Set down the whole listing verbatim.

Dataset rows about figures
:::::
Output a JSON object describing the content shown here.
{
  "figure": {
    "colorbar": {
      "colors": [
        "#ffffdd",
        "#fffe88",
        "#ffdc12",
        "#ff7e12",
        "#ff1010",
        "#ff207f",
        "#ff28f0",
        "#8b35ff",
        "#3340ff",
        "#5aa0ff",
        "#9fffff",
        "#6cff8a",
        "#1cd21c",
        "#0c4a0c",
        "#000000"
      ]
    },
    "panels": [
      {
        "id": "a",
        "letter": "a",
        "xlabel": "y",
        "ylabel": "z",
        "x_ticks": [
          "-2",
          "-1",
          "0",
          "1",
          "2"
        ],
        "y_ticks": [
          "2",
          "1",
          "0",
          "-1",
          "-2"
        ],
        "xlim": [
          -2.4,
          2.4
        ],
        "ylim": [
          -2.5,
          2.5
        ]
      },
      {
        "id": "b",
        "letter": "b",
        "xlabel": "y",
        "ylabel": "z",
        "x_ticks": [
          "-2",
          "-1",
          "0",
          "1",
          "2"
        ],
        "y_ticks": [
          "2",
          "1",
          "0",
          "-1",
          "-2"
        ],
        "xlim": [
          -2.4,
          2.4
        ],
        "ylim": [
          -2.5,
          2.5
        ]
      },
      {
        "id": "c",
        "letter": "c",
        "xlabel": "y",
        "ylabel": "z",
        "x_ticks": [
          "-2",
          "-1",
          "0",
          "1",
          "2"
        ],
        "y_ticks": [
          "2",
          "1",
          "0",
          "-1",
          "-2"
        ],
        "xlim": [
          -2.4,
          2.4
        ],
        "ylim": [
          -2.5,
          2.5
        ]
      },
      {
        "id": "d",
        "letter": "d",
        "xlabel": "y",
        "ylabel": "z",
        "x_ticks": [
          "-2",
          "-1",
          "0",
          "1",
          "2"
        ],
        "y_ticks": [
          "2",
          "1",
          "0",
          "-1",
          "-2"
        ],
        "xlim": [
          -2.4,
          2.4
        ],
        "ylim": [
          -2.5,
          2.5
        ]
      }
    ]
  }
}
:::::
EXPECTED ANSWER:
Output a JSON object describing the content shown here.
{
  "figure": {
    "colorbar": {
      "colors": [
        "#ffffdd",
        "#fffe88",
        "#ffdc12",
        "#ff7e12",
        "#ff1010",
        "#ff207f",
        "#ff28f0",
        "#8b35ff",
        "#3340ff",
        "#5aa0ff",
        "#9fffff",
        "#6cff8a",
        "#1cd21c",
        "#0c4a0c",
        "#000000"
      ]
    },
    "panels": [
      {
        "id": "a",
        "letter": "a",
        "xlabel": "y",
        "ylabel": "z",
        "x_ticks": [
          "-2",
          "-1",
          "0",
          "1",
          "2"
        ],
        "y_ticks": [
          "2",
          "1",
          "0",
          "-1",
          "-2"
        ],
        "xlim": [
          -2.4,
          2.4
        ],
        "ylim": [
          -2.5,
          2.5
        ]
      },
      {
        "id": "b",
        "letter": "b",
        "xlabel": "y",
        "ylabel": "z",
        "x_ticks": [
          "-2",
          "-1",
          "0",
          "1",
          "2"
        ],
        "y_ticks": [
          "2",
          "1",
          "0",
          "-1",
          "-2"
        ],
        "xlim": [
          -2.4,
          2.4
        ],
        "ylim": [
          -2.5,
          2.5
        ]
      },
      {
        "id": "c",
        "letter": "c",
        "xlabel": "y",
        "ylabel": "z",
        "x_ticks": [
          "-2",
          "-1",
          "0",
          "1",
          "2"
        ],
        "y_ticks": [
          "2",
          "1",
          "0",
          "-1",
          "-2"
        ],
        "xlim": [
          -2.4,
          2.4
        ],
        "ylim": [
          -2.5,
          2.5
        ]
      },
      {
        "id": "d",
        "letter": "d",
        "xlabel": "y",
        "ylabel": "z",
        "x_ticks": [
          "-2",
          "-1",
          "0",
          "1",
          "2"
        ],
        "y_ticks": [
          "2",
          "1",
          "0",
          "-1",
          "-2"
        ],
        "xlim": [
          -2.4,
          2.4
        ],
        "ylim": [
          -2.5,
          2.5
        ]
      }
    ]
  }
}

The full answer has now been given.